:: TASK INSTRUCTIONS ::
Copy each line that contains the word "name".

:: Dataset entries on figures ::
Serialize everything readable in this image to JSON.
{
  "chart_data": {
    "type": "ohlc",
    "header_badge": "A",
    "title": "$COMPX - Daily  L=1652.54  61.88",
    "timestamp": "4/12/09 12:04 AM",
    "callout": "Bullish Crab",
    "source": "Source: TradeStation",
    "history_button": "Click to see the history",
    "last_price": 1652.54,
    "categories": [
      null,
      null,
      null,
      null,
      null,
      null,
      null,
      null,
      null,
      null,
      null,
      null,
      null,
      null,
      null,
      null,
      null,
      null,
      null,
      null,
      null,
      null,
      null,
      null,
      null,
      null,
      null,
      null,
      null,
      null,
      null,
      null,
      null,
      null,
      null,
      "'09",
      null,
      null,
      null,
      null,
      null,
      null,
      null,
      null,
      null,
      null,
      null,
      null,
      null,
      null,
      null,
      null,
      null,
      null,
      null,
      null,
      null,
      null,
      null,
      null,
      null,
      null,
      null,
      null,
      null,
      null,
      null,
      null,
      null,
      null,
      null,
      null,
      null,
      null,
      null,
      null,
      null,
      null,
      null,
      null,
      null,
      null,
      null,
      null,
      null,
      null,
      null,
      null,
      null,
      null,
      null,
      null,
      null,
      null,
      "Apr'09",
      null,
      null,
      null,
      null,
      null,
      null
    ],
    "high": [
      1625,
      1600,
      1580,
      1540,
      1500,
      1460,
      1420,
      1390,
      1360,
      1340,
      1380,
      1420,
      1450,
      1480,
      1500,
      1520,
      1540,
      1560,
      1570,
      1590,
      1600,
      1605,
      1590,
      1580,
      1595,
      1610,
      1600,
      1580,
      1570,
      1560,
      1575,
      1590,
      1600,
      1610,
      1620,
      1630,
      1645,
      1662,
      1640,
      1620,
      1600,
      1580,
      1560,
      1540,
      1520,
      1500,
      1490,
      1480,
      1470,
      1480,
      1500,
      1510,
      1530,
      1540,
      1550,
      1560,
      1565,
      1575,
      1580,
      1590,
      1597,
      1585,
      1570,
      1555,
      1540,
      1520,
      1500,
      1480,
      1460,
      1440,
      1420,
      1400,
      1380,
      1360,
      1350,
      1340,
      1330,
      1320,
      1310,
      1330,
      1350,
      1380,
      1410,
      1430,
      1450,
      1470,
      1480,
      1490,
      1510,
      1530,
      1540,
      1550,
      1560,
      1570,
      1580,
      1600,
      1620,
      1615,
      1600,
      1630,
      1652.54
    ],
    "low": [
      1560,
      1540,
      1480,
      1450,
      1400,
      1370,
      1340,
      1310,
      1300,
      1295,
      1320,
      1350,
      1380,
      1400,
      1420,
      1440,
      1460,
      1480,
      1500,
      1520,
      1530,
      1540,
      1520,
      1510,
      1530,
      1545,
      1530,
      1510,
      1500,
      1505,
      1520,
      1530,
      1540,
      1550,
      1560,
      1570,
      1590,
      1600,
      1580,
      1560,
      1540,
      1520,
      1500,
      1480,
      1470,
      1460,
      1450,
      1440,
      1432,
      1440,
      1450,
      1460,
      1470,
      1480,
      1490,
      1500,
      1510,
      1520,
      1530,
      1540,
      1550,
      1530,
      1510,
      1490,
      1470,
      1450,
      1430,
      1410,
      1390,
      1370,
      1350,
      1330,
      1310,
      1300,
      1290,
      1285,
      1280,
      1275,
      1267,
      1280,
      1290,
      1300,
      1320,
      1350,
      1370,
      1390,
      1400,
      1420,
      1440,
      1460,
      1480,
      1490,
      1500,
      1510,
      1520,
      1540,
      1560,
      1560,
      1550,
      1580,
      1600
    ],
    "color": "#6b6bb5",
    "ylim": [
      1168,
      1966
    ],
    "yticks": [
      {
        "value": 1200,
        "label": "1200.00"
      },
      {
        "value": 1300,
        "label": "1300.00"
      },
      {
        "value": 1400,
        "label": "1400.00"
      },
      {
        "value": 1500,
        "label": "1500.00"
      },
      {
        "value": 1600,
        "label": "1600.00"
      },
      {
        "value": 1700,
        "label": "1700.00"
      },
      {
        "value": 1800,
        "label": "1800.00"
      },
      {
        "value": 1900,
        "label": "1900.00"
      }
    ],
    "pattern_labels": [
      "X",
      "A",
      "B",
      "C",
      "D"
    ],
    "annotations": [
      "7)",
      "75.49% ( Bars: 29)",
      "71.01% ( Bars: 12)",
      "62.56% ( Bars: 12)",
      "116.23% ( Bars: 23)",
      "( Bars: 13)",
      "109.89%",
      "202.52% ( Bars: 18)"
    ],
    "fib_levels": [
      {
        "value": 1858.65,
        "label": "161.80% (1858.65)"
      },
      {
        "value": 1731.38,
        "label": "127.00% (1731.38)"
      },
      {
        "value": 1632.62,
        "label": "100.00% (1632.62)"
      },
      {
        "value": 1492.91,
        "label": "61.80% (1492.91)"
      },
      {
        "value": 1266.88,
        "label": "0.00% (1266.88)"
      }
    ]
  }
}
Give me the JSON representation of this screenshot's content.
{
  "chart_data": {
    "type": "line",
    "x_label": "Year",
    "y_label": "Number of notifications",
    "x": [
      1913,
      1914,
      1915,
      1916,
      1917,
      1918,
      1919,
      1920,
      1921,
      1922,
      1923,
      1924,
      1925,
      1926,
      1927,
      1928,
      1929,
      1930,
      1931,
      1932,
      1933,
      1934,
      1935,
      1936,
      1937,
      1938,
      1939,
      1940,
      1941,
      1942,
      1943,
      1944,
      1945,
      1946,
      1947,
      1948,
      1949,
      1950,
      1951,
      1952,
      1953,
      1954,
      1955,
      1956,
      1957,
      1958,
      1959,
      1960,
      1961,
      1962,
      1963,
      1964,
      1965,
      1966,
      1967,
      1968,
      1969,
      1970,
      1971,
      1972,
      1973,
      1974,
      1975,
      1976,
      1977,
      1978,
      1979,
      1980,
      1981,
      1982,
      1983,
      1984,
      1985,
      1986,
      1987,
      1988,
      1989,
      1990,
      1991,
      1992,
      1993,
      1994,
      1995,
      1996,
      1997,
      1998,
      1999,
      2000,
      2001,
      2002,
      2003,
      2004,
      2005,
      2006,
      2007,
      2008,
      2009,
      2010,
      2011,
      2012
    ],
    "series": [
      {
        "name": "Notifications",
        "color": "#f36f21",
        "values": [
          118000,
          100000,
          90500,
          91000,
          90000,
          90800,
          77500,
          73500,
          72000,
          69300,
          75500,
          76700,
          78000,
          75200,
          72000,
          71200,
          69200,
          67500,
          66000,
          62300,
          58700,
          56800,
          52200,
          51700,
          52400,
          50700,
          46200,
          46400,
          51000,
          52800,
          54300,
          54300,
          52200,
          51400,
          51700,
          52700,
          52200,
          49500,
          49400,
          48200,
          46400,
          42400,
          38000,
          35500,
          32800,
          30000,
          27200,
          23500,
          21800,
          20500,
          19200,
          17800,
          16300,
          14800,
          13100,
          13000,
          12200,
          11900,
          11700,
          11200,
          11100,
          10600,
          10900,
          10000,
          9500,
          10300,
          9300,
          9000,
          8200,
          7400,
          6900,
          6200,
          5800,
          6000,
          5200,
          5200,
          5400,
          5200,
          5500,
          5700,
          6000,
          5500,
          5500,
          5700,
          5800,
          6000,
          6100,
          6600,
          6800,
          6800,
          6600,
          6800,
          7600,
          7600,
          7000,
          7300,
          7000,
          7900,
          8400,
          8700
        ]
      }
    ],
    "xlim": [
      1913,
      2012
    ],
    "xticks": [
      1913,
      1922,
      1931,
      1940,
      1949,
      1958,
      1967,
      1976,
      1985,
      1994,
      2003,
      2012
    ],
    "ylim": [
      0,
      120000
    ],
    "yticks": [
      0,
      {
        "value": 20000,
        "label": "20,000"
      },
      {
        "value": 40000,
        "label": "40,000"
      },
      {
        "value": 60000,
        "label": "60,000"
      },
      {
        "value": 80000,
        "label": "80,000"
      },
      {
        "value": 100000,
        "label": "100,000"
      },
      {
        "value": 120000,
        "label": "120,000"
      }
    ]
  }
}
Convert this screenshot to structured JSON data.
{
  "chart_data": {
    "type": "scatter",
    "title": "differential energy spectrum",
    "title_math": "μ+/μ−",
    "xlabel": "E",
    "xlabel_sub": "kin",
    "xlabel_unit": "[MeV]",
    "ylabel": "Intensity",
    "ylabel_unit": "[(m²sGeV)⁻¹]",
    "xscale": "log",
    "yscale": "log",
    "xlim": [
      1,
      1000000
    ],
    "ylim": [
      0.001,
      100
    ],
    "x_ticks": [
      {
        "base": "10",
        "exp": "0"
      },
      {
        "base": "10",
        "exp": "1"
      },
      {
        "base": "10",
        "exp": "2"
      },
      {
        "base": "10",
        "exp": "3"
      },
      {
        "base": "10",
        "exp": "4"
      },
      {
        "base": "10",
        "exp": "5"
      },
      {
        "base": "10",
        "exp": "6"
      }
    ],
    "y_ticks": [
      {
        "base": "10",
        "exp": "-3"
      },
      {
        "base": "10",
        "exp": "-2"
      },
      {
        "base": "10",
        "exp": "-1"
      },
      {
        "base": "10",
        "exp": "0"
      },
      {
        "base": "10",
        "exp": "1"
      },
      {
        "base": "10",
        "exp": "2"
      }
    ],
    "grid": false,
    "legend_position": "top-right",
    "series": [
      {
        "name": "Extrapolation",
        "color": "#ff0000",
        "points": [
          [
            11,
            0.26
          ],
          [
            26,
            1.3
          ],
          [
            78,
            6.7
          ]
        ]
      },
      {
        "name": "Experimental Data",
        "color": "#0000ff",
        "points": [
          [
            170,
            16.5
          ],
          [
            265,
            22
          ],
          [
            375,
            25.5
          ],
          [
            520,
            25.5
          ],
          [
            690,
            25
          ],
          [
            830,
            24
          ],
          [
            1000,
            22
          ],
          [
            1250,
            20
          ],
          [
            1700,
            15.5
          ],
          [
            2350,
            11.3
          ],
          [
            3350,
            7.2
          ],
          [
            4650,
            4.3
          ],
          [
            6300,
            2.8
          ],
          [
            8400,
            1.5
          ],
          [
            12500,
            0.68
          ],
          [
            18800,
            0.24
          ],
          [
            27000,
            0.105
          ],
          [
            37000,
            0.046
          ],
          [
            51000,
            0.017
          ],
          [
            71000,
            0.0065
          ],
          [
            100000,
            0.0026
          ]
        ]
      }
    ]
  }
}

:: OUTPUT OF THE TASK ::
        "name": "Notifications",
        "name": "Extrapolation",
        "name": "Experimental Data",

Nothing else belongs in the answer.